** Start of The input **

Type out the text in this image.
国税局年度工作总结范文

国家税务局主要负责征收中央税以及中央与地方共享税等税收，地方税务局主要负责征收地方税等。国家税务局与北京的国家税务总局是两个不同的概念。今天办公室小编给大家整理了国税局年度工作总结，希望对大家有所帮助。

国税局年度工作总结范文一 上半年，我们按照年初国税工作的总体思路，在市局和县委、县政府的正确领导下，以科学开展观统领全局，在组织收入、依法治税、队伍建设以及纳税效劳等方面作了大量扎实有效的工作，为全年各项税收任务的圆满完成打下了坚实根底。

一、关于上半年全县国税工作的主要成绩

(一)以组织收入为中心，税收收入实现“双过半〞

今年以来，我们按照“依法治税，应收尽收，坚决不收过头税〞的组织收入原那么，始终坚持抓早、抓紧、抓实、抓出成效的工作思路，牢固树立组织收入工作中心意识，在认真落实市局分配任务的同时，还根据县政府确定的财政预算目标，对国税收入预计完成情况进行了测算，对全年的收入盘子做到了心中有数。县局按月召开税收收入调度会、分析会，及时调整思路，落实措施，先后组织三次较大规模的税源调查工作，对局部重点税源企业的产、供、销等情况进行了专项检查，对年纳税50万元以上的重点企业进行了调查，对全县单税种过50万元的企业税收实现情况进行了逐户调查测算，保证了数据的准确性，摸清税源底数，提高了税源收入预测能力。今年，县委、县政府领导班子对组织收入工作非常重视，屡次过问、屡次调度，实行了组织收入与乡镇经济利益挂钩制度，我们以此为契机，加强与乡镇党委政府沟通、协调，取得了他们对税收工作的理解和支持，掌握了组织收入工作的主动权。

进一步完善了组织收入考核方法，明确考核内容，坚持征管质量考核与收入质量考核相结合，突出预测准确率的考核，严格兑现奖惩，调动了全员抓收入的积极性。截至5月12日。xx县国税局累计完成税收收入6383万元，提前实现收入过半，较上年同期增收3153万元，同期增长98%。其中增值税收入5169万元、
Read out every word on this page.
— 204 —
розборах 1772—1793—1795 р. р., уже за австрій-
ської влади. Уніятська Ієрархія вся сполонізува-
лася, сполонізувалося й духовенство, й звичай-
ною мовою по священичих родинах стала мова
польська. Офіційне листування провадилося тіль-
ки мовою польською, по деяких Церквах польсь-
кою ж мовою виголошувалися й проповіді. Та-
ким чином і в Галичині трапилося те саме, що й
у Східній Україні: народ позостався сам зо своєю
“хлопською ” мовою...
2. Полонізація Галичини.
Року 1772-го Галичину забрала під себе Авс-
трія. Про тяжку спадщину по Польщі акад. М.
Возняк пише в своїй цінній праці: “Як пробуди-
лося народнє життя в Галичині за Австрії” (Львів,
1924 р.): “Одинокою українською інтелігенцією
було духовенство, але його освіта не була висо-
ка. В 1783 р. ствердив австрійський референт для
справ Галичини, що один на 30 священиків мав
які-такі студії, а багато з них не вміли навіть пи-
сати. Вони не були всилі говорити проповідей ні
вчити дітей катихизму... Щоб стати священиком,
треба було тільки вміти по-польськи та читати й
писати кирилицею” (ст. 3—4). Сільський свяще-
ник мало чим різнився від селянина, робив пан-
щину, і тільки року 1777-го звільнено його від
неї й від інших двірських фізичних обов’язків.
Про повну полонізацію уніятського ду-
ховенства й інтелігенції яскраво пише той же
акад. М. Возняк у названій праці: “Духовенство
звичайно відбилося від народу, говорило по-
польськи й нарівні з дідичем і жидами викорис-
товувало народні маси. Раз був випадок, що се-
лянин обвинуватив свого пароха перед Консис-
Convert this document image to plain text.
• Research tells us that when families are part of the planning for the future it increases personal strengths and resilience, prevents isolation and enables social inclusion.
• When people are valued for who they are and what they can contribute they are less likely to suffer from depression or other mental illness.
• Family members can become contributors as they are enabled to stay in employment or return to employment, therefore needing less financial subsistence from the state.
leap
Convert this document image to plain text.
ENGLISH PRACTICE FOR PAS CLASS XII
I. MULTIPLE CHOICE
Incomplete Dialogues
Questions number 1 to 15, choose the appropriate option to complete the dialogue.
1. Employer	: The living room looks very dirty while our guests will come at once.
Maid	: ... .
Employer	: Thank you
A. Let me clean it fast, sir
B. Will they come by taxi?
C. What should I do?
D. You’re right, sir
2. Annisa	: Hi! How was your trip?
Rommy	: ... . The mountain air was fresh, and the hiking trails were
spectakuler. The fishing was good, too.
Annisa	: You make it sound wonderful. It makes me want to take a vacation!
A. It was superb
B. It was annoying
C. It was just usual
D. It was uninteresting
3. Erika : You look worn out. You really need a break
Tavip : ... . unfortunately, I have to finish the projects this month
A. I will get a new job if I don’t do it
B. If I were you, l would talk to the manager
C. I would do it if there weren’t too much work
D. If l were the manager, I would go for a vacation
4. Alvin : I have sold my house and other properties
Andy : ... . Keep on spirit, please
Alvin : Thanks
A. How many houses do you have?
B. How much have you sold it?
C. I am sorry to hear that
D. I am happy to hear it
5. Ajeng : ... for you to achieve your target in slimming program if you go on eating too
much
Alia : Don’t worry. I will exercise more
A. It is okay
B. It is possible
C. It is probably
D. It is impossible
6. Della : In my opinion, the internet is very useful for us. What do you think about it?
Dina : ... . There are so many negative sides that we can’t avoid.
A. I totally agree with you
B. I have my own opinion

** End of The input **

**Exercise prompt**
Output each entry precisely as given.

**Written solution**
Type out the text in this image.
国税局年度工作总结范文

国家税务局主要负责征收中央税以及中央与地方共享税等税收，地方税务局主要负责征收地方税等。国家税务局与北京的国家税务总局是两个不同的概念。今天办公室小编给大家整理了国税局年度工作总结，希望对大家有所帮助。

国税局年度工作总结范文一 上半年，我们按照年初国税工作的总体思路，在市局和县委、县政府的正确领导下，以科学开展观统领全局，在组织收入、依法治税、队伍建设以及纳税效劳等方面作了大量扎实有效的工作，为全年各项税收任务的圆满完成打下了坚实根底。

一、关于上半年全县国税工作的主要成绩

(一)以组织收入为中心，税收收入实现“双过半〞

今年以来，我们按照“依法治税，应收尽收，坚决不收过头税〞的组织收入原那么，始终坚持抓早、抓紧、抓实、抓出成效的工作思路，牢固树立组织收入工作中心意识，在认真落实市局分配任务的同时，还根据县政府确定的财政预算目标，对国税收入预计完成情况进行了测算，对全年的收入盘子做到了心中有数。县局按月召开税收收入调度会、分析会，及时调整思路，落实措施，先后组织三次较大规模的税源调查工作，对局部重点税源企业的产、供、销等情况进行了专项检查，对年纳税50万元以上的重点企业进行了调查，对全县单税种过50万元的企业税收实现情况进行了逐户调查测算，保证了数据的准确性，摸清税源底数，提高了税源收入预测能力。今年，县委、县政府领导班子对组织收入工作非常重视，屡次过问、屡次调度，实行了组织收入与乡镇经济利益挂钩制度，我们以此为契机，加强与乡镇党委政府沟通、协调，取得了他们对税收工作的理解和支持，掌握了组织收入工作的主动权。

进一步完善了组织收入考核方法，明确考核内容，坚持征管质量考核与收入质量考核相结合，突出预测准确率的考核，严格兑现奖惩，调动了全员抓收入的积极性。截至5月12日。xx县国税局累计完成税收收入6383万元，提前实现收入过半，较上年同期增收3153万元，同期增长98%。其中增值税收入5169万元、
Read out every word on this page.
— 204 —
розборах 1772—1793—1795 р. р., уже за австрій-
ської влади. Уніятська Ієрархія вся сполонізува-
лася, сполонізувалося й духовенство, й звичай-
ною мовою по священичих родинах стала мова
польська. Офіційне листування провадилося тіль-
ки мовою польською, по деяких Церквах польсь-
кою ж мовою виголошувалися й проповіді. Та-
ким чином і в Галичині трапилося те саме, що й
у Східній Україні: народ позостався сам зо своєю
“хлопською ” мовою...
2. Полонізація Галичини.
Року 1772-го Галичину забрала під себе Авс-
трія. Про тяжку спадщину по Польщі акад. М.
Возняк пише в своїй цінній праці: “Як пробуди-
лося народнє життя в Галичині за Австрії” (Львів,
1924 р.): “Одинокою українською інтелігенцією
було духовенство, але його освіта не була висо-
ка. В 1783 р. ствердив австрійський референт для
справ Галичини, що один на 30 священиків мав
які-такі студії, а багато з них не вміли навіть пи-
сати. Вони не були всилі говорити проповідей ні
вчити дітей катихизму... Щоб стати священиком,
треба було тільки вміти по-польськи та читати й
писати кирилицею” (ст. 3—4). Сільський свяще-
ник мало чим різнився від селянина, робив пан-
щину, і тільки року 1777-го звільнено його від
неї й від інших двірських фізичних обов’язків.
Про повну полонізацію уніятського ду-
ховенства й інтелігенції яскраво пише той же
акад. М. Возняк у названій праці: “Духовенство
звичайно відбилося від народу, говорило по-
польськи й нарівні з дідичем і жидами викорис-
товувало народні маси. Раз був випадок, що се-
лянин обвинуватив свого пароха перед Консис-
Convert this document image to plain text.
• Research tells us that when families are part of the planning for the future it increases personal strengths and resilience, prevents isolation and enables social inclusion.
• When people are valued for who they are and what they can contribute they are less likely to suffer from depression or other mental illness.
• Family members can become contributors as they are enabled to stay in employment or return to employment, therefore needing less financial subsistence from the state.
leap
Convert this document image to plain text.
ENGLISH PRACTICE FOR PAS CLASS XII
I. MULTIPLE CHOICE
Incomplete Dialogues
Questions number 1 to 15, choose the appropriate option to complete the dialogue.
1. Employer	: The living room looks very dirty while our guests will come at once.
Maid	: ... .
Employer	: Thank you
A. Let me clean it fast, sir
B. Will they come by taxi?
C. What should I do?
D. You’re right, sir
2. Annisa	: Hi! How was your trip?
Rommy	: ... . The mountain air was fresh, and the hiking trails were
spectakuler. The fishing was good, too.
Annisa	: You make it sound wonderful. It makes me want to take a vacation!
A. It was superb
B. It was annoying
C. It was just usual
D. It was uninteresting
3. Erika : You look worn out. You really need a break
Tavip : ... . unfortunately, I have to finish the projects this month
A. I will get a new job if I don’t do it
B. If I were you, l would talk to the manager
C. I would do it if there weren’t too much work
D. If l were the manager, I would go for a vacation
4. Alvin : I have sold my house and other properties
Andy : ... . Keep on spirit, please
Alvin : Thanks
A. How many houses do you have?
B. How much have you sold it?
C. I am sorry to hear that
D. I am happy to hear it
5. Ajeng : ... for you to achieve your target in slimming program if you go on eating too
much
Alia : Don’t worry. I will exercise more
A. It is okay
B. It is possible
C. It is probably
D. It is impossible
6. Della : In my opinion, the internet is very useful for us. What do you think about it?
Dina : ... . There are so many negative sides that we can’t avoid.
A. I totally agree with you
B. I have my own opinion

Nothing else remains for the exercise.